Copy out every line that contains the word "What".

Data extracted from a collection —
---
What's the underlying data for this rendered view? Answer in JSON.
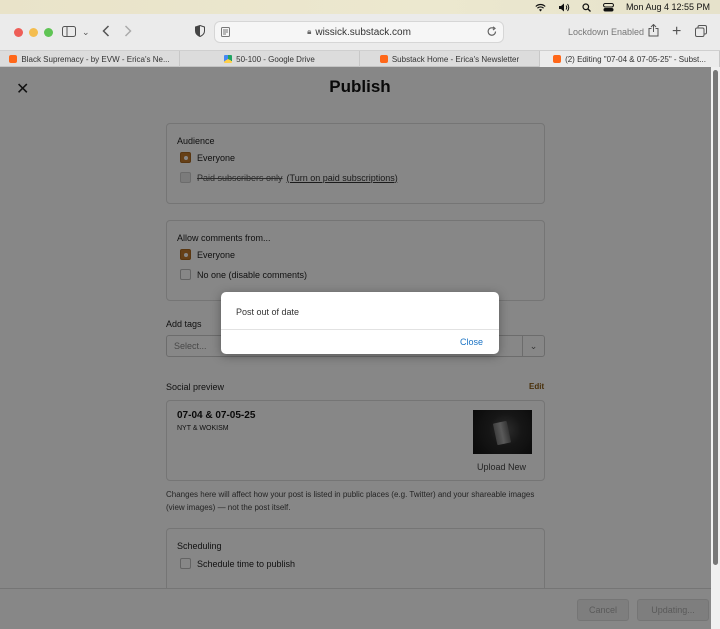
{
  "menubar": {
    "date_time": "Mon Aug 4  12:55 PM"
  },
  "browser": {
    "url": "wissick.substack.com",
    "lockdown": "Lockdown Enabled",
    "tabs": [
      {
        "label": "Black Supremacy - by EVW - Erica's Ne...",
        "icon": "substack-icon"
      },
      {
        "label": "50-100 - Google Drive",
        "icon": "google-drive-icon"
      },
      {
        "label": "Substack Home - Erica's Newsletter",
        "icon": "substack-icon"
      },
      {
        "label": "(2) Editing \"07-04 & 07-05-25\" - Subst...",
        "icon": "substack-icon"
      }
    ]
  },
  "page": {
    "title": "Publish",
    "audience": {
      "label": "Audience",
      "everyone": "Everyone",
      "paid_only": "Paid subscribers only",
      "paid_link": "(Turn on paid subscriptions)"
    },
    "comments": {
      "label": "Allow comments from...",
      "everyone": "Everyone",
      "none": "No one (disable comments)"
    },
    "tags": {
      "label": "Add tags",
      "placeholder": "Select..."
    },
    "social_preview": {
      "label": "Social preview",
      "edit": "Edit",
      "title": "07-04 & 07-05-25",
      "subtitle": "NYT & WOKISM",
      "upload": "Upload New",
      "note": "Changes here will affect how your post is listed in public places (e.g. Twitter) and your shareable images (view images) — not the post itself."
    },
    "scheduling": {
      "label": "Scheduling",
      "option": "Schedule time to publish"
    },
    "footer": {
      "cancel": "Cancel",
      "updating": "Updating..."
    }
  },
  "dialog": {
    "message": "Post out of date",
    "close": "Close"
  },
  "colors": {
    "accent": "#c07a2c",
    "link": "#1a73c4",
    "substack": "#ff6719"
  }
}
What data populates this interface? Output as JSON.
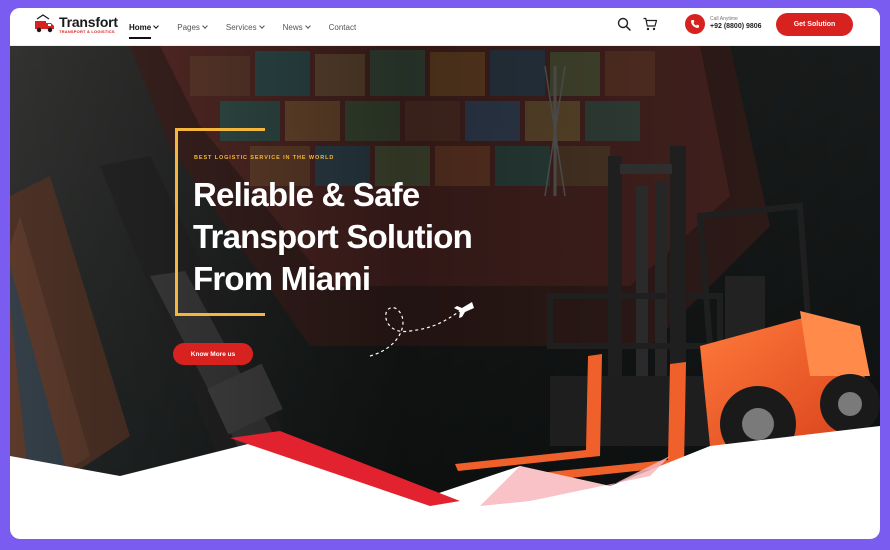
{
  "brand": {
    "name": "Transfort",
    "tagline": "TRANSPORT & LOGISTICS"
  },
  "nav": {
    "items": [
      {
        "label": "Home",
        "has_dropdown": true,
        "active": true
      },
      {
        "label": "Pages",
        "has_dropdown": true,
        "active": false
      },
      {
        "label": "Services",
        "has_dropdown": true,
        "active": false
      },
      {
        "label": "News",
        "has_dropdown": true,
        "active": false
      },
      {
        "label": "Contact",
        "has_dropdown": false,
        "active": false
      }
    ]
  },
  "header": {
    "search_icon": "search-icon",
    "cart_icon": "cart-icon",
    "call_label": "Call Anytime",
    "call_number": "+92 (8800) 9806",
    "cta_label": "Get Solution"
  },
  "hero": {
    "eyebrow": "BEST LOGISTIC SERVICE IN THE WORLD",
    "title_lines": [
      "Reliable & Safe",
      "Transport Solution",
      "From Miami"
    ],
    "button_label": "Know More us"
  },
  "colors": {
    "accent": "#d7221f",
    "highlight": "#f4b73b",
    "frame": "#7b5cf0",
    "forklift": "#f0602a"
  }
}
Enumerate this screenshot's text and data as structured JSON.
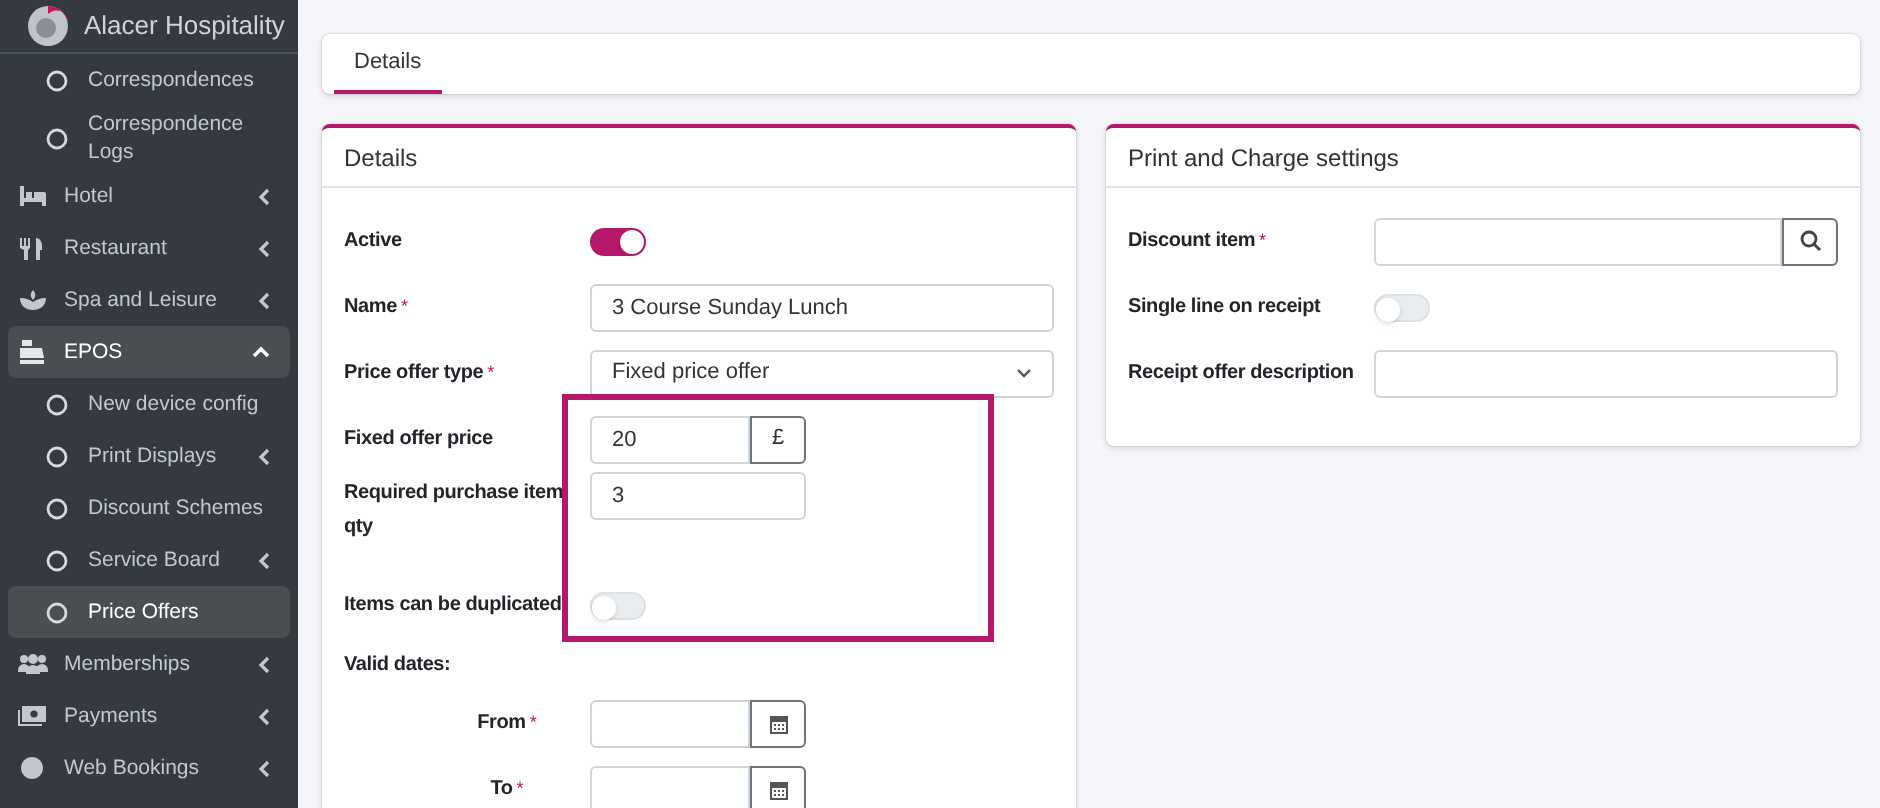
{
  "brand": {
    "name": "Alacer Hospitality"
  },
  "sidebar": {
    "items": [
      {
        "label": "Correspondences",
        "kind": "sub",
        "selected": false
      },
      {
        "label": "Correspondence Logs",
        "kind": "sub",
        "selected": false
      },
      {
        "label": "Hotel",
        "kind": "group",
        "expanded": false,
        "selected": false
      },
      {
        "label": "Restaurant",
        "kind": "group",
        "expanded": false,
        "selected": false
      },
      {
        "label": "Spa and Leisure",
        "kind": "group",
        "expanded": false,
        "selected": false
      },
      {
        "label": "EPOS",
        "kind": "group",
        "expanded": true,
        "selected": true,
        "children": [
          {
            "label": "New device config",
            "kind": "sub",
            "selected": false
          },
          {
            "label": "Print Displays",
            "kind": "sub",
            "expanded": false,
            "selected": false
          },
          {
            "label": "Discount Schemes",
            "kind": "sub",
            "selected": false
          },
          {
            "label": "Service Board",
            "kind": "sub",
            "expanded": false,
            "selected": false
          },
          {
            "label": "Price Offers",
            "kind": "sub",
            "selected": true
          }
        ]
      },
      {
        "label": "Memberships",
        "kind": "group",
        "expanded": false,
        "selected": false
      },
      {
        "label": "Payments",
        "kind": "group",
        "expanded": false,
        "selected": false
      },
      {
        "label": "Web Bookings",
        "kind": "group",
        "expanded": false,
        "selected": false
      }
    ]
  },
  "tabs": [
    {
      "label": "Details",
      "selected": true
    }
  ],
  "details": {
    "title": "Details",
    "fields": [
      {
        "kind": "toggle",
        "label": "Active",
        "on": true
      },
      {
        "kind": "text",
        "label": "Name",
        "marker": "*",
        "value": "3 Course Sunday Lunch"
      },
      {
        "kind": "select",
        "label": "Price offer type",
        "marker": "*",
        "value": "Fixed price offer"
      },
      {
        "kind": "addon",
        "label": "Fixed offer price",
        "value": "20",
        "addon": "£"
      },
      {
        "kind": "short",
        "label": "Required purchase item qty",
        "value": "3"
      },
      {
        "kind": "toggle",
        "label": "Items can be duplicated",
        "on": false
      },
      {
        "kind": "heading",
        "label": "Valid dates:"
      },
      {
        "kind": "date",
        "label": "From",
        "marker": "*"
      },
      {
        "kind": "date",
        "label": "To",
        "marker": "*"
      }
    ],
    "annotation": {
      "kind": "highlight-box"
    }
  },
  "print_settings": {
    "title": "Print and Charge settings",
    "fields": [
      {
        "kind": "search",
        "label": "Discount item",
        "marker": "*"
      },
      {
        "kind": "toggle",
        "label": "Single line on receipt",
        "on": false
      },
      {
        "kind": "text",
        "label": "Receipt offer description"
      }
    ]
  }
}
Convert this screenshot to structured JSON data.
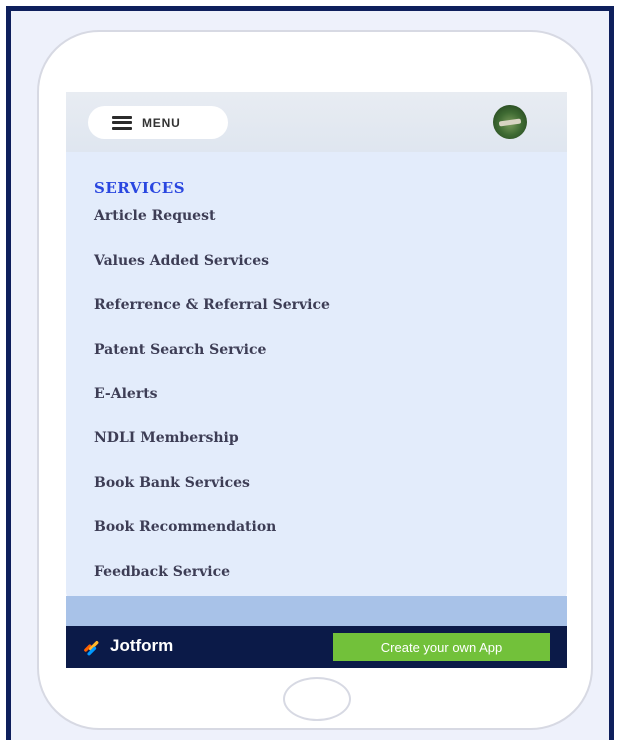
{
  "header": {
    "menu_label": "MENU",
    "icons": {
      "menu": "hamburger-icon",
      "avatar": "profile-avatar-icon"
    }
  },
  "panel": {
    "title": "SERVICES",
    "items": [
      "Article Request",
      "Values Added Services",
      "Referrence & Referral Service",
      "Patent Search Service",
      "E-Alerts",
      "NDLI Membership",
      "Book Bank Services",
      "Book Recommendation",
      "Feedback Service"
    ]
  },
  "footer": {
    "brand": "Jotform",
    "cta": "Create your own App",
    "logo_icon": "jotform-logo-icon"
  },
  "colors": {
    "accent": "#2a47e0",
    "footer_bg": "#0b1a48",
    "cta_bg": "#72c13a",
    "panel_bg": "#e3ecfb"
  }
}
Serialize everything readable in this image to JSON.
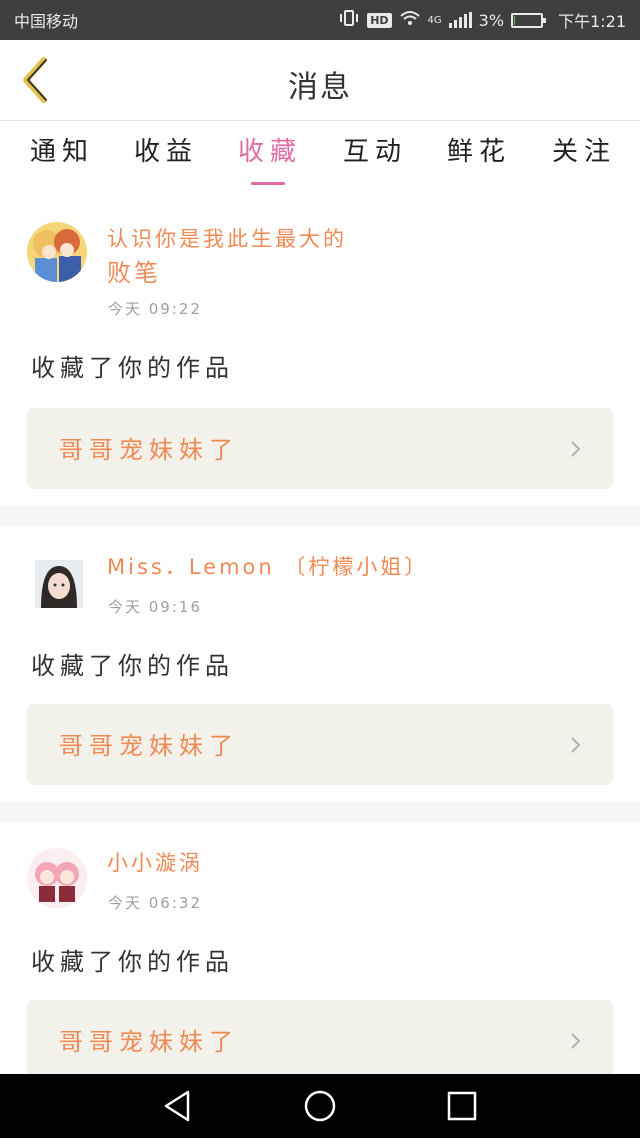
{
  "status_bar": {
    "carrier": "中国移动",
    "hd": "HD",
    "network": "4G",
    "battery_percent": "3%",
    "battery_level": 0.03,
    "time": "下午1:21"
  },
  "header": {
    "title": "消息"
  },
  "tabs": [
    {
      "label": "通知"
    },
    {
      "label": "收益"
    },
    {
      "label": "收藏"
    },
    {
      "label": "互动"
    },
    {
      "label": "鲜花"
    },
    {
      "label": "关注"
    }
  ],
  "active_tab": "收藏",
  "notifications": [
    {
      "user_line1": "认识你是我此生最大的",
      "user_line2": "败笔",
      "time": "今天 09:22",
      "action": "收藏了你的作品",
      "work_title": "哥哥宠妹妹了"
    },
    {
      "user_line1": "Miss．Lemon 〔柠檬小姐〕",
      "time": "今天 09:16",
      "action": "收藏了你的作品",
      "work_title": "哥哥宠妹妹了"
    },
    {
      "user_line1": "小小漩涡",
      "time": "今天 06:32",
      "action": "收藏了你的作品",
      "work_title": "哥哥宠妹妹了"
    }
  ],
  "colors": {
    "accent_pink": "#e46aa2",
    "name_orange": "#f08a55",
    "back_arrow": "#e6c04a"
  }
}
---
RESPONSE TO THE TASK —
What's the underlying data for this rendered view? Answer in JSON.
What data populates this interface? Output as JSON.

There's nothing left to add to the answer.